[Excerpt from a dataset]
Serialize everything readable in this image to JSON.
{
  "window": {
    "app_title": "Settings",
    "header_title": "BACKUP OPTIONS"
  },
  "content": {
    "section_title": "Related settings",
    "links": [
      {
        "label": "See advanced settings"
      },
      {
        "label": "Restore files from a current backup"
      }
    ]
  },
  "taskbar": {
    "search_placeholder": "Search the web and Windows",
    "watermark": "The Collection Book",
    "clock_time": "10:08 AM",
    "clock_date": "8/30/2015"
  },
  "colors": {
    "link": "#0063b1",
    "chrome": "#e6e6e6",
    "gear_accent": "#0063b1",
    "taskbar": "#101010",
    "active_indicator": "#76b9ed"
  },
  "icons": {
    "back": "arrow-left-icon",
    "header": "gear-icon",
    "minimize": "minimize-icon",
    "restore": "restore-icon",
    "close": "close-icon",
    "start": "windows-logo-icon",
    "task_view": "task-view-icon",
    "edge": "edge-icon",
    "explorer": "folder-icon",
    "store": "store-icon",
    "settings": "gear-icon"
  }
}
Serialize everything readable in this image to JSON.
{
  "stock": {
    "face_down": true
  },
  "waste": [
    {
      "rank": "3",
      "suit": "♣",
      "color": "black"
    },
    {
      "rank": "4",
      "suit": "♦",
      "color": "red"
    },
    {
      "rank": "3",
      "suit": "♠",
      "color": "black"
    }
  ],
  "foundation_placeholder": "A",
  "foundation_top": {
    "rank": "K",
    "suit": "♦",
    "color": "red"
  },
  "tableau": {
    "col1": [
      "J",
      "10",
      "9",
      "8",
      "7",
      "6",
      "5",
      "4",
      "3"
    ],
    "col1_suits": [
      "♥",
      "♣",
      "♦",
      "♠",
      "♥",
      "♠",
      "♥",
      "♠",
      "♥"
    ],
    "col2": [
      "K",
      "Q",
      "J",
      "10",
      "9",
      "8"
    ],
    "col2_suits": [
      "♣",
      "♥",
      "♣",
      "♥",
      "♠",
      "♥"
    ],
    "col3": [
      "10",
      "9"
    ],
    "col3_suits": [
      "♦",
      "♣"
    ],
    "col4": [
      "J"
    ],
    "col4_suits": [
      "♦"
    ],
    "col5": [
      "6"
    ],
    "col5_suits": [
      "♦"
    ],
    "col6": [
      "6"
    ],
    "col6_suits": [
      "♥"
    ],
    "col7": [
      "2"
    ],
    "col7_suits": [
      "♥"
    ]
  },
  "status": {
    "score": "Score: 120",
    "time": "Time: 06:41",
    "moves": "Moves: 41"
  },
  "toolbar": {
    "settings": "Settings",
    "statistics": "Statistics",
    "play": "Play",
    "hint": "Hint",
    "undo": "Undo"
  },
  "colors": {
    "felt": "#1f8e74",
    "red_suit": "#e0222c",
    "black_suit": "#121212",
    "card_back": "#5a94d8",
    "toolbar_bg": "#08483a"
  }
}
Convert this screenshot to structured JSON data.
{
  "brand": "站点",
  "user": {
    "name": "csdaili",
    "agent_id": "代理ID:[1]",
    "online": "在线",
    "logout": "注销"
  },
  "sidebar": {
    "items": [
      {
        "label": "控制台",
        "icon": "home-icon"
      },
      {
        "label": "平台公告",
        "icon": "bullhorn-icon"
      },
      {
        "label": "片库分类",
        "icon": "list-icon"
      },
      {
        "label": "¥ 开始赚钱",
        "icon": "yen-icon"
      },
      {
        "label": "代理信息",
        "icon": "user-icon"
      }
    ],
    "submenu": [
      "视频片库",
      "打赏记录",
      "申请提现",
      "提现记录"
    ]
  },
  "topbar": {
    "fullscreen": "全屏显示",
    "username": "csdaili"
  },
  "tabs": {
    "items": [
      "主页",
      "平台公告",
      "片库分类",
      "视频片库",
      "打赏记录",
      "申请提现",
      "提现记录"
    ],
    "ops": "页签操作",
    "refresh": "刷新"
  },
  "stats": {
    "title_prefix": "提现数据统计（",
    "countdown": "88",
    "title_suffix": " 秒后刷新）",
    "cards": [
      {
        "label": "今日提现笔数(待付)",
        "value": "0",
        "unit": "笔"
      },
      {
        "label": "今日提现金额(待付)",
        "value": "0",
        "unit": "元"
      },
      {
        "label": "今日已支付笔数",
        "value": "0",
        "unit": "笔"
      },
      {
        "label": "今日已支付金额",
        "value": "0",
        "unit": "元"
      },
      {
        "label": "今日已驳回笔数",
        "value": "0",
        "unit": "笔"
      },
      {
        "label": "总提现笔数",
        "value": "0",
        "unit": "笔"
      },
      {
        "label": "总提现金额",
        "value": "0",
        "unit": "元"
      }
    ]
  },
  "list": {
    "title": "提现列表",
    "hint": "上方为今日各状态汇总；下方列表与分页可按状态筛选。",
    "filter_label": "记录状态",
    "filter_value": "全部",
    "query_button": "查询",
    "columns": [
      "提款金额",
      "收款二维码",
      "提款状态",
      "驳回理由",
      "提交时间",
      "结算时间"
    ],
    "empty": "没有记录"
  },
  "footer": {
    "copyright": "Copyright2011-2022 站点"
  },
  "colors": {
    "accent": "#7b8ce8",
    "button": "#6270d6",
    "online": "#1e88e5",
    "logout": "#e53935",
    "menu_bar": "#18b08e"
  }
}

- Directions:
Repeat the material above in full, keeping every word.

- Result of this exercise:
Serialize everything readable in this image to JSON.
{
  "window": {
    "app_title": "Settings",
    "header_title": "BACKUP OPTIONS"
  },
  "content": {
    "section_title": "Related settings",
    "links": [
      {
        "label": "See advanced settings"
      },
      {
        "label": "Restore files from a current backup"
      }
    ]
  },
  "taskbar": {
    "search_placeholder": "Search the web and Windows",
    "watermark": "The Collection Book",
    "clock_time": "10:08 AM",
    "clock_date": "8/30/2015"
  },
  "colors": {
    "link": "#0063b1",
    "chrome": "#e6e6e6",
    "gear_accent": "#0063b1",
    "taskbar": "#101010",
    "active_indicator": "#76b9ed"
  },
  "icons": {
    "back": "arrow-left-icon",
    "header": "gear-icon",
    "minimize": "minimize-icon",
    "restore": "restore-icon",
    "close": "close-icon",
    "start": "windows-logo-icon",
    "task_view": "task-view-icon",
    "edge": "edge-icon",
    "explorer": "folder-icon",
    "store": "store-icon",
    "settings": "gear-icon"
  }
}
Serialize everything readable in this image to JSON.
{
  "stock": {
    "face_down": true
  },
  "waste": [
    {
      "rank": "3",
      "suit": "♣",
      "color": "black"
    },
    {
      "rank": "4",
      "suit": "♦",
      "color": "red"
    },
    {
      "rank": "3",
      "suit": "♠",
      "color": "black"
    }
  ],
  "foundation_placeholder": "A",
  "foundation_top": {
    "rank": "K",
    "suit": "♦",
    "color": "red"
  },
  "tableau": {
    "col1": [
      "J",
      "10",
      "9",
      "8",
      "7",
      "6",
      "5",
      "4",
      "3"
    ],
    "col1_suits": [
      "♥",
      "♣",
      "♦",
      "♠",
      "♥",
      "♠",
      "♥",
      "♠",
      "♥"
    ],
    "col2": [
      "K",
      "Q",
      "J",
      "10",
      "9",
      "8"
    ],
    "col2_suits": [
      "♣",
      "♥",
      "♣",
      "♥",
      "♠",
      "♥"
    ],
    "col3": [
      "10",
      "9"
    ],
    "col3_suits": [
      "♦",
      "♣"
    ],
    "col4": [
      "J"
    ],
    "col4_suits": [
      "♦"
    ],
    "col5": [
      "6"
    ],
    "col5_suits": [
      "♦"
    ],
    "col6": [
      "6"
    ],
    "col6_suits": [
      "♥"
    ],
    "col7": [
      "2"
    ],
    "col7_suits": [
      "♥"
    ]
  },
  "status": {
    "score": "Score: 120",
    "time": "Time: 06:41",
    "moves": "Moves: 41"
  },
  "toolbar": {
    "settings": "Settings",
    "statistics": "Statistics",
    "play": "Play",
    "hint": "Hint",
    "undo": "Undo"
  },
  "colors": {
    "felt": "#1f8e74",
    "red_suit": "#e0222c",
    "black_suit": "#121212",
    "card_back": "#5a94d8",
    "toolbar_bg": "#08483a"
  }
}
Convert this screenshot to structured JSON data.
{
  "brand": "站点",
  "user": {
    "name": "csdaili",
    "agent_id": "代理ID:[1]",
    "online": "在线",
    "logout": "注销"
  },
  "sidebar": {
    "items": [
      {
        "label": "控制台",
        "icon": "home-icon"
      },
      {
        "label": "平台公告",
        "icon": "bullhorn-icon"
      },
      {
        "label": "片库分类",
        "icon": "list-icon"
      },
      {
        "label": "¥ 开始赚钱",
        "icon": "yen-icon"
      },
      {
        "label": "代理信息",
        "icon": "user-icon"
      }
    ],
    "submenu": [
      "视频片库",
      "打赏记录",
      "申请提现",
      "提现记录"
    ]
  },
  "topbar": {
    "fullscreen": "全屏显示",
    "username": "csdaili"
  },
  "tabs": {
    "items": [
      "主页",
      "平台公告",
      "片库分类",
      "视频片库",
      "打赏记录",
      "申请提现",
      "提现记录"
    ],
    "ops": "页签操作",
    "refresh": "刷新"
  },
  "stats": {
    "title_prefix": "提现数据统计（",
    "countdown": "88",
    "title_suffix": " 秒后刷新）",
    "cards": [
      {
        "label": "今日提现笔数(待付)",
        "value": "0",
        "unit": "笔"
      },
      {
        "label": "今日提现金额(待付)",
        "value": "0",
        "unit": "元"
      },
      {
        "label": "今日已支付笔数",
        "value": "0",
        "unit": "笔"
      },
      {
        "label": "今日已支付金额",
        "value": "0",
        "unit": "元"
      },
      {
        "label": "今日已驳回笔数",
        "value": "0",
        "unit": "笔"
      },
      {
        "label": "总提现笔数",
        "value": "0",
        "unit": "笔"
      },
      {
        "label": "总提现金额",
        "value": "0",
        "unit": "元"
      }
    ]
  },
  "list": {
    "title": "提现列表",
    "hint": "上方为今日各状态汇总；下方列表与分页可按状态筛选。",
    "filter_label": "记录状态",
    "filter_value": "全部",
    "query_button": "查询",
    "columns": [
      "提款金额",
      "收款二维码",
      "提款状态",
      "驳回理由",
      "提交时间",
      "结算时间"
    ],
    "empty": "没有记录"
  },
  "footer": {
    "copyright": "Copyright2011-2022 站点"
  },
  "colors": {
    "accent": "#7b8ce8",
    "button": "#6270d6",
    "online": "#1e88e5",
    "logout": "#e53935",
    "menu_bar": "#18b08e"
  }
}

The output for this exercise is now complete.